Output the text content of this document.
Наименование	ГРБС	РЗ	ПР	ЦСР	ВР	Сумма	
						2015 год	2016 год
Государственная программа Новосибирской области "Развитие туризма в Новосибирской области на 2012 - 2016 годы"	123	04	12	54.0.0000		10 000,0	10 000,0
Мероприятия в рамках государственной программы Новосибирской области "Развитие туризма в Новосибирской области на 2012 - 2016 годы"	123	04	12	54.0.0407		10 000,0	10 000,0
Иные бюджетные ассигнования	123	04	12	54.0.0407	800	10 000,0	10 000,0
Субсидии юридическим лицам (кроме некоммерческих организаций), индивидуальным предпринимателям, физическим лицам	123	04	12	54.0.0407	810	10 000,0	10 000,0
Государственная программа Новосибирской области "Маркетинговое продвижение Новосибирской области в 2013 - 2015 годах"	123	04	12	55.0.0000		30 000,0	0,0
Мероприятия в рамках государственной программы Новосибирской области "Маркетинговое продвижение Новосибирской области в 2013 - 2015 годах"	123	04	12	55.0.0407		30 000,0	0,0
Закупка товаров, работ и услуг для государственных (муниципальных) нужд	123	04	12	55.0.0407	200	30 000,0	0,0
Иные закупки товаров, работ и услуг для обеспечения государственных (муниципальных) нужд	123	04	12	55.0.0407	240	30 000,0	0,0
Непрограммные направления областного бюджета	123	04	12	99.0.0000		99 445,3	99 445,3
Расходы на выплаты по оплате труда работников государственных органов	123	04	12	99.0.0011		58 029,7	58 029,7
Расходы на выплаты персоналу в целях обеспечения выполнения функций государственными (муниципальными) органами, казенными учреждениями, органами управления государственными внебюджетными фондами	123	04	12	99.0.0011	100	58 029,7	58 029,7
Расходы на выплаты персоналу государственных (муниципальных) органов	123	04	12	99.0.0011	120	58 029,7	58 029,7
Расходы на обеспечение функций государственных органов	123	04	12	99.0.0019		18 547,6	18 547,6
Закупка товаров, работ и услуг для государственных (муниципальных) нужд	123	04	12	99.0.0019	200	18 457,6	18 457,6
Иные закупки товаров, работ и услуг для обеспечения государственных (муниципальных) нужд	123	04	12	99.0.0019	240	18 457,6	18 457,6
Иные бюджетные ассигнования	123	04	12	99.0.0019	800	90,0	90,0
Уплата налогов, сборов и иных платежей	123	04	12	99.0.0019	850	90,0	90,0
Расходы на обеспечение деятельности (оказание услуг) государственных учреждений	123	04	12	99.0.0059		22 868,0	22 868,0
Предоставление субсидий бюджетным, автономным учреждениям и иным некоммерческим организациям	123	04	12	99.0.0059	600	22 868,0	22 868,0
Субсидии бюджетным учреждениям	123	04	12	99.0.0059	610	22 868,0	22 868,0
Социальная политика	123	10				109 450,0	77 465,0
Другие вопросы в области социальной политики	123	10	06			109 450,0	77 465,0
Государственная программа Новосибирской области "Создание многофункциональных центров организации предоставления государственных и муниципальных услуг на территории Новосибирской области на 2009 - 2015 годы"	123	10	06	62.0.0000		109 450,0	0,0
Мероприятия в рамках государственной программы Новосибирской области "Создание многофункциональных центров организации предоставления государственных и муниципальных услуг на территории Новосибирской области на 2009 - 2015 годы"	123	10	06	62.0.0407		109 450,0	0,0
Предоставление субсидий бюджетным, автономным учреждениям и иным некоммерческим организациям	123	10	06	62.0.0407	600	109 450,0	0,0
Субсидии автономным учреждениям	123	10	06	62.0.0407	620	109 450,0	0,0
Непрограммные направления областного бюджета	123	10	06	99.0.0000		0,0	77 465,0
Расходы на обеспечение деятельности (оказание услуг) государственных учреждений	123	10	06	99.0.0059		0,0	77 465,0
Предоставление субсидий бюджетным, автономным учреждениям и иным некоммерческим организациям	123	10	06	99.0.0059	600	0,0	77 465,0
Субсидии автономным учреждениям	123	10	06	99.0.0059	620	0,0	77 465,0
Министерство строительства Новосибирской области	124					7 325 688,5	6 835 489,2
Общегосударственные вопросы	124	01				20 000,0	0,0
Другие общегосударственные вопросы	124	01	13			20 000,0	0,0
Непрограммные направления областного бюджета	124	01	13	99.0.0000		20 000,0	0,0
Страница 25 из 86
========
*Exercise description:*
Repeat the material above in full, quoting it exactly.

*Output for this exercise:*
Output the text content of this document.
Наименование	ГРБС	РЗ	ПР	ЦСР	ВР	Сумма	
						2015 год	2016 год
Государственная программа Новосибирской области "Развитие туризма в Новосибирской области на 2012 - 2016 годы"	123	04	12	54.0.0000		10 000,0	10 000,0
Мероприятия в рамках государственной программы Новосибирской области "Развитие туризма в Новосибирской области на 2012 - 2016 годы"	123	04	12	54.0.0407		10 000,0	10 000,0
Иные бюджетные ассигнования	123	04	12	54.0.0407	800	10 000,0	10 000,0
Субсидии юридическим лицам (кроме некоммерческих организаций), индивидуальным предпринимателям, физическим лицам	123	04	12	54.0.0407	810	10 000,0	10 000,0
Государственная программа Новосибирской области "Маркетинговое продвижение Новосибирской области в 2013 - 2015 годах"	123	04	12	55.0.0000		30 000,0	0,0
Мероприятия в рамках государственной программы Новосибирской области "Маркетинговое продвижение Новосибирской области в 2013 - 2015 годах"	123	04	12	55.0.0407		30 000,0	0,0
Закупка товаров, работ и услуг для государственных (муниципальных) нужд	123	04	12	55.0.0407	200	30 000,0	0,0
Иные закупки товаров, работ и услуг для обеспечения государственных (муниципальных) нужд	123	04	12	55.0.0407	240	30 000,0	0,0
Непрограммные направления областного бюджета	123	04	12	99.0.0000		99 445,3	99 445,3
Расходы на выплаты по оплате труда работников государственных органов	123	04	12	99.0.0011		58 029,7	58 029,7
Расходы на выплаты персоналу в целях обеспечения выполнения функций государственными (муниципальными) органами, казенными учреждениями, органами управления государственными внебюджетными фондами	123	04	12	99.0.0011	100	58 029,7	58 029,7
Расходы на выплаты персоналу государственных (муниципальных) органов	123	04	12	99.0.0011	120	58 029,7	58 029,7
Расходы на обеспечение функций государственных органов	123	04	12	99.0.0019		18 547,6	18 547,6
Закупка товаров, работ и услуг для государственных (муниципальных) нужд	123	04	12	99.0.0019	200	18 457,6	18 457,6
Иные закупки товаров, работ и услуг для обеспечения государственных (муниципальных) нужд	123	04	12	99.0.0019	240	18 457,6	18 457,6
Иные бюджетные ассигнования	123	04	12	99.0.0019	800	90,0	90,0
Уплата налогов, сборов и иных платежей	123	04	12	99.0.0019	850	90,0	90,0
Расходы на обеспечение деятельности (оказание услуг) государственных учреждений	123	04	12	99.0.0059		22 868,0	22 868,0
Предоставление субсидий бюджетным, автономным учреждениям и иным некоммерческим организациям	123	04	12	99.0.0059	600	22 868,0	22 868,0
Субсидии бюджетным учреждениям	123	04	12	99.0.0059	610	22 868,0	22 868,0
Социальная политика	123	10				109 450,0	77 465,0
Другие вопросы в области социальной политики	123	10	06			109 450,0	77 465,0
Государственная программа Новосибирской области "Создание многофункциональных центров организации предоставления государственных и муниципальных услуг на территории Новосибирской области на 2009 - 2015 годы"	123	10	06	62.0.0000		109 450,0	0,0
Мероприятия в рамках государственной программы Новосибирской области "Создание многофункциональных центров организации предоставления государственных и муниципальных услуг на территории Новосибирской области на 2009 - 2015 годы"	123	10	06	62.0.0407		109 450,0	0,0
Предоставление субсидий бюджетным, автономным учреждениям и иным некоммерческим организациям	123	10	06	62.0.0407	600	109 450,0	0,0
Субсидии автономным учреждениям	123	10	06	62.0.0407	620	109 450,0	0,0
Непрограммные направления областного бюджета	123	10	06	99.0.0000		0,0	77 465,0
Расходы на обеспечение деятельности (оказание услуг) государственных учреждений	123	10	06	99.0.0059		0,0	77 465,0
Предоставление субсидий бюджетным, автономным учреждениям и иным некоммерческим организациям	123	10	06	99.0.0059	600	0,0	77 465,0
Субсидии автономным учреждениям	123	10	06	99.0.0059	620	0,0	77 465,0
Министерство строительства Новосибирской области	124					7 325 688,5	6 835 489,2
Общегосударственные вопросы	124	01				20 000,0	0,0
Другие общегосударственные вопросы	124	01	13			20 000,0	0,0
Непрограммные направления областного бюджета	124	01	13	99.0.0000		20 000,0	0,0
Страница 25 из 86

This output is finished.